Set problem: Find the string "Jack" in the records. Copy every line it appears in.

The data:

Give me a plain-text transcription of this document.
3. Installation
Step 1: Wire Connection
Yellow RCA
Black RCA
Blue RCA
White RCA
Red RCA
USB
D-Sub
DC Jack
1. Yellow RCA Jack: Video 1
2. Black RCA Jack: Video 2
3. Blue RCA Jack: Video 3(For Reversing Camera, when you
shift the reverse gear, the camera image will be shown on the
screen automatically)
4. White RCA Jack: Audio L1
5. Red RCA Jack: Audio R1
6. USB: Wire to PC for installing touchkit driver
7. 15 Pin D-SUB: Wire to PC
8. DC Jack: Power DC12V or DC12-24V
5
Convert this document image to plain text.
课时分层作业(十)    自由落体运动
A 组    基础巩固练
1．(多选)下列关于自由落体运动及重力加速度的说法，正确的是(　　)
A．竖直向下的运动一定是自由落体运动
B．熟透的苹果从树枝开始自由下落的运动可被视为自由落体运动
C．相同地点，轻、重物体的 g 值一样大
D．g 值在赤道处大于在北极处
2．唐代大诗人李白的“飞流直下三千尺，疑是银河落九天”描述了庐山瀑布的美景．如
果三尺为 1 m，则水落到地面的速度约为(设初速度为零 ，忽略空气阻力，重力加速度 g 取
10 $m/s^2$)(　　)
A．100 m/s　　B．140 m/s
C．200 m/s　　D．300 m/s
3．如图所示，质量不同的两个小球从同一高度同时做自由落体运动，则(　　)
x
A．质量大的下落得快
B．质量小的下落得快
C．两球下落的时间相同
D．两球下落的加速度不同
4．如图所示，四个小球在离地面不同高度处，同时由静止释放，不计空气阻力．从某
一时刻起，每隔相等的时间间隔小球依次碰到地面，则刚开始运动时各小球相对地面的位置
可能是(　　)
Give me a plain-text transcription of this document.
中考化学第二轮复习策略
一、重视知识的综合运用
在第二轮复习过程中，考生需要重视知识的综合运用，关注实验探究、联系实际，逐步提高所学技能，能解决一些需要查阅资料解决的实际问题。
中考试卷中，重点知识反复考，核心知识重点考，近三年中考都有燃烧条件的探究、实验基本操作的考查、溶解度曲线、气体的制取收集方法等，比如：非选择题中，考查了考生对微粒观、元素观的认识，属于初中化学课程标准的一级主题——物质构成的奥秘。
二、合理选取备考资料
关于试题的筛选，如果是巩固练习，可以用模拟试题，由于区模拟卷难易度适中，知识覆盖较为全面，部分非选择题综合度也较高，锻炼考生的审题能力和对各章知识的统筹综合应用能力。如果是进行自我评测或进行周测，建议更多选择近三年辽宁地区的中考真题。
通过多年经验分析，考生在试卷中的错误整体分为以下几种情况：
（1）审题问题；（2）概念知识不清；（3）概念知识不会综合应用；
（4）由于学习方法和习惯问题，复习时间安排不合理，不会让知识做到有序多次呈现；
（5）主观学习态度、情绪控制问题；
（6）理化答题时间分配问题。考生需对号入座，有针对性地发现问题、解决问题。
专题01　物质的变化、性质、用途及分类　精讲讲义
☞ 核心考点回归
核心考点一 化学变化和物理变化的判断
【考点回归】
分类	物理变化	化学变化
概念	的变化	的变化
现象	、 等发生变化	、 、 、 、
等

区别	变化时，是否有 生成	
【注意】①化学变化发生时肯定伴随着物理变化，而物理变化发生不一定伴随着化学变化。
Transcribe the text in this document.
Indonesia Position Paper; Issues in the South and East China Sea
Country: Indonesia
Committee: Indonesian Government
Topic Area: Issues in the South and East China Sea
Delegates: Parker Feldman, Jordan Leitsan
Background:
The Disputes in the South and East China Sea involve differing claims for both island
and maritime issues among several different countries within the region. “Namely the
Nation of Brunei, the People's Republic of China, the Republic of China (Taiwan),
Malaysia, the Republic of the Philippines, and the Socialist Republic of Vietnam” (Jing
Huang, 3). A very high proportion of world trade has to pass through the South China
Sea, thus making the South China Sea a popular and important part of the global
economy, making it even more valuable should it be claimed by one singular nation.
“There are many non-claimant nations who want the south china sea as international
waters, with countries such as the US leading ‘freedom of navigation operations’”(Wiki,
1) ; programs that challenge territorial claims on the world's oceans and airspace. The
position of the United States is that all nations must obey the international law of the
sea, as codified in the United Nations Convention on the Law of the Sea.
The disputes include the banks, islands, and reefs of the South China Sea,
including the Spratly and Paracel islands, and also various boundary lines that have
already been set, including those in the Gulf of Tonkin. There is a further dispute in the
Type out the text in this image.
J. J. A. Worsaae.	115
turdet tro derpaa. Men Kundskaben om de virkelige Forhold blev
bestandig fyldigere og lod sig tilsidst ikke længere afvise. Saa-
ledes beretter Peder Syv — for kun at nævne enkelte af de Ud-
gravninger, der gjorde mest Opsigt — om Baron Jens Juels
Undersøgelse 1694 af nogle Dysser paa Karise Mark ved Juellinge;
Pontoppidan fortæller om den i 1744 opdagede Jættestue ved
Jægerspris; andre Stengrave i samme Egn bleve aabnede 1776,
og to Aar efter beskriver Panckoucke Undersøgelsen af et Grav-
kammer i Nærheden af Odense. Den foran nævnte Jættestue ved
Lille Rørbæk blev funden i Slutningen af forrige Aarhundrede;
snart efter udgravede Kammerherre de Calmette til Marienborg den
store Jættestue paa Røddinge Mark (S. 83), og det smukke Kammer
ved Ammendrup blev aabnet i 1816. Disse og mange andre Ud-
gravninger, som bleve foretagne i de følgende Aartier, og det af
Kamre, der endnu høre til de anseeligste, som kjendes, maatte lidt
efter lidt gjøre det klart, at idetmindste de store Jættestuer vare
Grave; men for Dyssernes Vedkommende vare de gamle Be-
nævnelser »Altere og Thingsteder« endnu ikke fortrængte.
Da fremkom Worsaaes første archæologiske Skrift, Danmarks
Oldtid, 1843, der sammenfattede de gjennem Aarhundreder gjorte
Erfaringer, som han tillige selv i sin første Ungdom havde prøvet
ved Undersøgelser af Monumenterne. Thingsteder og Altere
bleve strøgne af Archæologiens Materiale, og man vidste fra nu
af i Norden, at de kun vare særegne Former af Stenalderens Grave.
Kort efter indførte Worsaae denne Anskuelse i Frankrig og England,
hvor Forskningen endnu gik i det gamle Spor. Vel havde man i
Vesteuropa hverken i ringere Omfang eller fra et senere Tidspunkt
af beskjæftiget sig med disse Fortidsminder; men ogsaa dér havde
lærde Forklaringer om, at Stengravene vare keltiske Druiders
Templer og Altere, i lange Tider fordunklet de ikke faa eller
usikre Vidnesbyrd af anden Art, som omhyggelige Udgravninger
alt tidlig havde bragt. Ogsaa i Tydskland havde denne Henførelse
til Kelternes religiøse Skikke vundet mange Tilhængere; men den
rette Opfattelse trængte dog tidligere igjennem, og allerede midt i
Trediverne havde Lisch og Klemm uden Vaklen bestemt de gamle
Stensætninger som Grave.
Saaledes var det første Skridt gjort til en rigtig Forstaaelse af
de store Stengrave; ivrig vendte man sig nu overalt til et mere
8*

Full solution:
DC Jack
1. Yellow RCA Jack: Video 1
2. Black RCA Jack: Video 2
3. Blue RCA Jack: Video 3(For Reversing Camera, when you
4. White RCA Jack: Audio L1
5. Red RCA Jack: Audio R1
8. DC Jack: Power DC12V or DC12-24V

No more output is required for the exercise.